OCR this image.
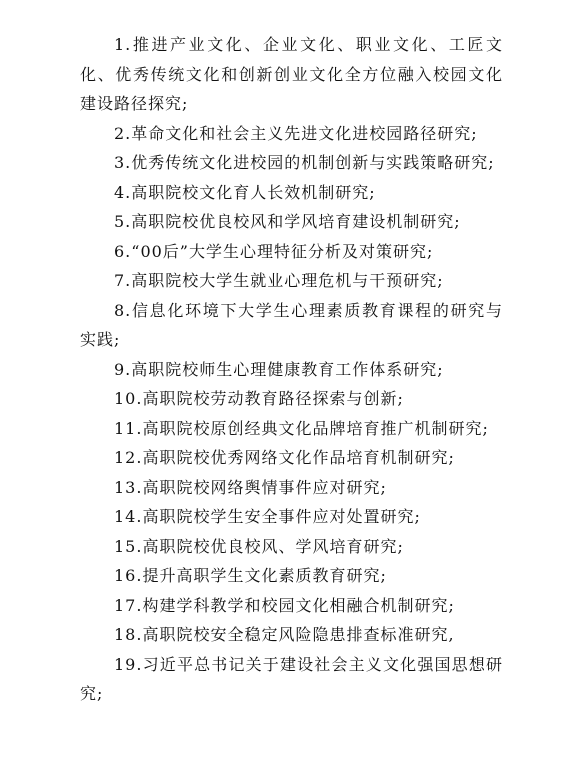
1.推进产业文化、企业文化、职业文化、工匠文化、优秀传统文化和创新创业文化全方位融入校园文化建设路径探究;

2.革命文化和社会主义先进文化进校园路径研究;

3.优秀传统文化进校园的机制创新与实践策略研究;

4.高职院校文化育人长效机制研究;

5.高职院校优良校风和学风培育建设机制研究;

6.“00后”大学生心理特征分析及对策研究;

7.高职院校大学生就业心理危机与干预研究;

8.信息化环境下大学生心理素质教育课程的研究与实践;

9.高职院校师生心理健康教育工作体系研究;

10.高职院校劳动教育路径探索与创新;

11.高职院校原创经典文化品牌培育推广机制研究;

12.高职院校优秀网络文化作品培育机制研究;

13.高职院校网络舆情事件应对研究;

14.高职院校学生安全事件应对处置研究;

15.高职院校优良校风、学风培育研究;

16.提升高职学生文化素质教育研究;

17.构建学科教学和校园文化相融合机制研究;

18.高职院校安全稳定风险隐患排查标准研究,

19.习近平总书记关于建设社会主义文化强国思想研究;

============

▶ [Given instruction]: Reproduce all of the entries word for word, skipping any pictures they hold.

▶ [Exercise solution]:
OCR this image.
1.推进产业文化、企业文化、职业文化、工匠文化、优秀传统文化和创新创业文化全方位融入校园文化建设路径探究;

2.革命文化和社会主义先进文化进校园路径研究;

3.优秀传统文化进校园的机制创新与实践策略研究;

4.高职院校文化育人长效机制研究;

5.高职院校优良校风和学风培育建设机制研究;

6.“00后”大学生心理特征分析及对策研究;

7.高职院校大学生就业心理危机与干预研究;

8.信息化环境下大学生心理素质教育课程的研究与实践;

9.高职院校师生心理健康教育工作体系研究;

10.高职院校劳动教育路径探索与创新;

11.高职院校原创经典文化品牌培育推广机制研究;

12.高职院校优秀网络文化作品培育机制研究;

13.高职院校网络舆情事件应对研究;

14.高职院校学生安全事件应对处置研究;

15.高职院校优良校风、学风培育研究;

16.提升高职学生文化素质教育研究;

17.构建学科教学和校园文化相融合机制研究;

18.高职院校安全稳定风险隐患排查标准研究,

19.习近平总书记关于建设社会主义文化强国思想研究;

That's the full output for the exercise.